Type out the data exactly as given. Skip any image.

-- Start of Materials provided --

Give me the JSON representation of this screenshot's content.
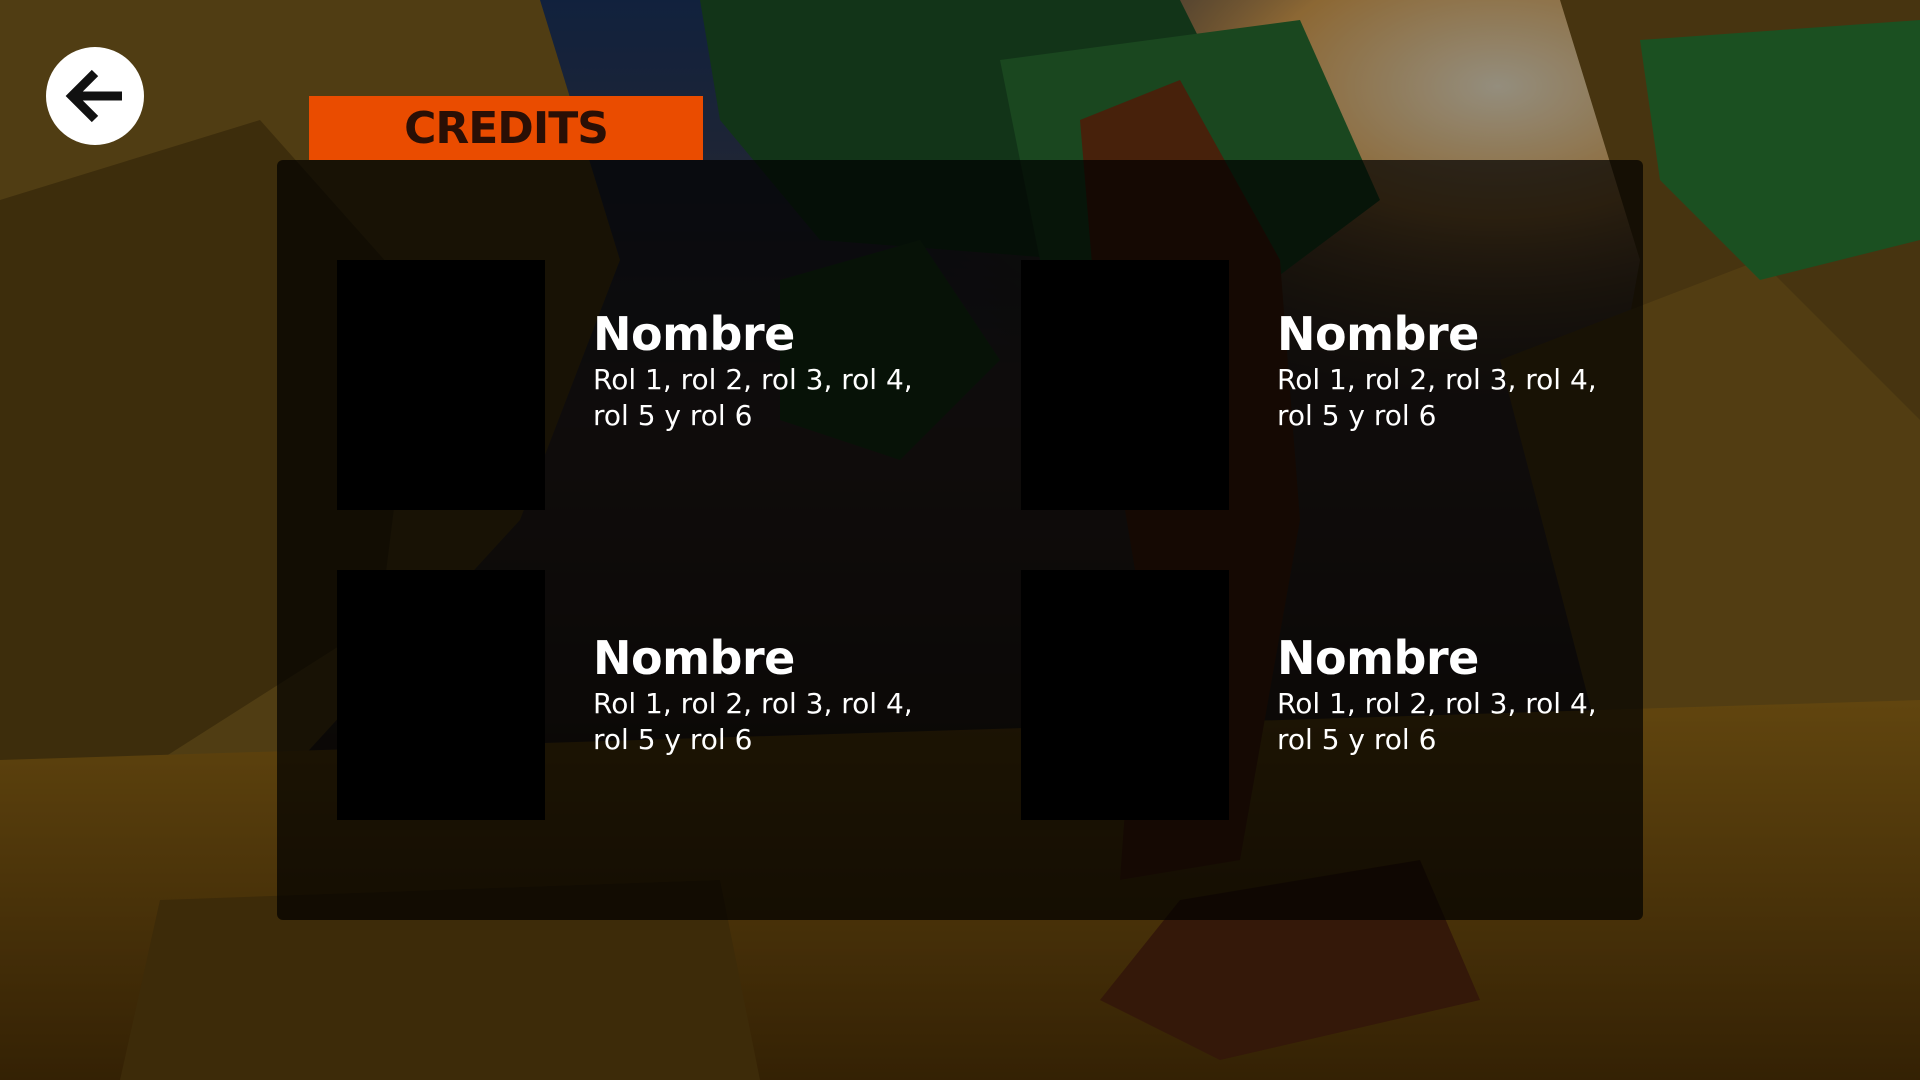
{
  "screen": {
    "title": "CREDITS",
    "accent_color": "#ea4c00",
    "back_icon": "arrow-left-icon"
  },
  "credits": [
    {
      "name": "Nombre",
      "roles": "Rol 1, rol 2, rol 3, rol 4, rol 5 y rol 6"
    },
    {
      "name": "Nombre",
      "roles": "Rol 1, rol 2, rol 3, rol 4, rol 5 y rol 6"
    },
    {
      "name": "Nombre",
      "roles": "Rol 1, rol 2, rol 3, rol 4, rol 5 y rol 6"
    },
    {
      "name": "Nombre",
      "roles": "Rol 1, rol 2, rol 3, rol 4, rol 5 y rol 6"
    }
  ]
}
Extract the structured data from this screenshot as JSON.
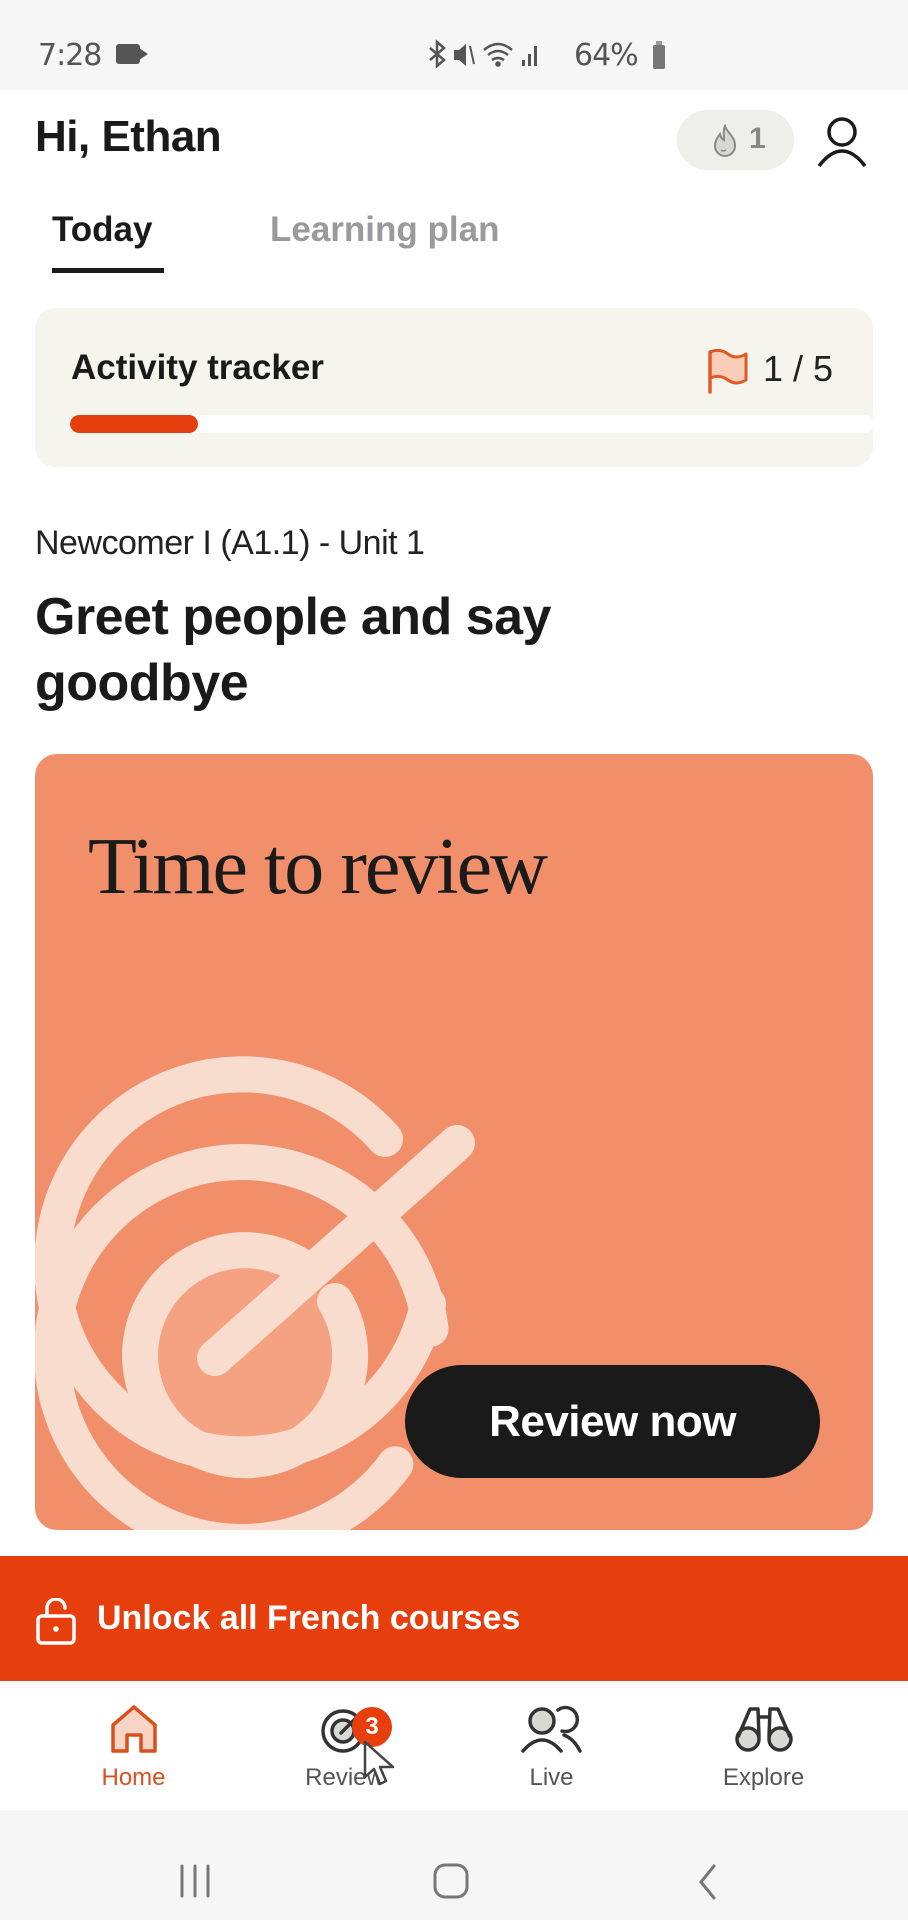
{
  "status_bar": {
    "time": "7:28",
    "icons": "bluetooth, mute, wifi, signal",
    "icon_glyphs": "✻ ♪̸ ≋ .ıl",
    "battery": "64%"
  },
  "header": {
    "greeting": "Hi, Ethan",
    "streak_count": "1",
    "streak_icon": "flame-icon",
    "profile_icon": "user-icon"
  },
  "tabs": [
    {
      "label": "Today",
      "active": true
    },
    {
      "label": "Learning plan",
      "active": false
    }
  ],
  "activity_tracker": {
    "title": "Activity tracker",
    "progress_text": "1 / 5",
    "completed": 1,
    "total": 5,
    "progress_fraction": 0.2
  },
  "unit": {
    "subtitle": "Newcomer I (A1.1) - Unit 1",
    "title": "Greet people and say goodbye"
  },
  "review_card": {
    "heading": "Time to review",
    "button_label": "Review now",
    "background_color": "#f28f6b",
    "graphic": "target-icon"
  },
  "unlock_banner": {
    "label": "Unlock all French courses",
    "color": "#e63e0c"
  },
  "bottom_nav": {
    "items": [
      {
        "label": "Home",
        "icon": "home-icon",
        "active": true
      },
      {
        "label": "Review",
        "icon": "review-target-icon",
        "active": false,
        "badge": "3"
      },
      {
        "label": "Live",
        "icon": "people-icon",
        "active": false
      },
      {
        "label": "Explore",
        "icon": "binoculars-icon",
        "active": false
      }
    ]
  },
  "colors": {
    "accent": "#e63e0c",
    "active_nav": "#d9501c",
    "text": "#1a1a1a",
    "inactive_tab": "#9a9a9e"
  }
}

-- End of Materials provided --

[Task answer]
Give me the JSON representation of this screenshot's content.
{
  "screen": {
    "title": "CREDITS",
    "accent_color": "#ea4c00",
    "back_icon": "arrow-left-icon"
  },
  "credits": [
    {
      "name": "Nombre",
      "roles": "Rol 1, rol 2, rol 3, rol 4, rol 5 y rol 6"
    },
    {
      "name": "Nombre",
      "roles": "Rol 1, rol 2, rol 3, rol 4, rol 5 y rol 6"
    },
    {
      "name": "Nombre",
      "roles": "Rol 1, rol 2, rol 3, rol 4, rol 5 y rol 6"
    },
    {
      "name": "Nombre",
      "roles": "Rol 1, rol 2, rol 3, rol 4, rol 5 y rol 6"
    }
  ]
}
Extract the structured data from this screenshot as JSON.
{
  "status_bar": {
    "time": "7:28",
    "icons": "bluetooth, mute, wifi, signal",
    "icon_glyphs": "✻ ♪̸ ≋ .ıl",
    "battery": "64%"
  },
  "header": {
    "greeting": "Hi, Ethan",
    "streak_count": "1",
    "streak_icon": "flame-icon",
    "profile_icon": "user-icon"
  },
  "tabs": [
    {
      "label": "Today",
      "active": true
    },
    {
      "label": "Learning plan",
      "active": false
    }
  ],
  "activity_tracker": {
    "title": "Activity tracker",
    "progress_text": "1 / 5",
    "completed": 1,
    "total": 5,
    "progress_fraction": 0.2
  },
  "unit": {
    "subtitle": "Newcomer I (A1.1) - Unit 1",
    "title": "Greet people and say goodbye"
  },
  "review_card": {
    "heading": "Time to review",
    "button_label": "Review now",
    "background_color": "#f28f6b",
    "graphic": "target-icon"
  },
  "unlock_banner": {
    "label": "Unlock all French courses",
    "color": "#e63e0c"
  },
  "bottom_nav": {
    "items": [
      {
        "label": "Home",
        "icon": "home-icon",
        "active": true
      },
      {
        "label": "Review",
        "icon": "review-target-icon",
        "active": false,
        "badge": "3"
      },
      {
        "label": "Live",
        "icon": "people-icon",
        "active": false
      },
      {
        "label": "Explore",
        "icon": "binoculars-icon",
        "active": false
      }
    ]
  },
  "colors": {
    "accent": "#e63e0c",
    "active_nav": "#d9501c",
    "text": "#1a1a1a",
    "inactive_tab": "#9a9a9e"
  }
}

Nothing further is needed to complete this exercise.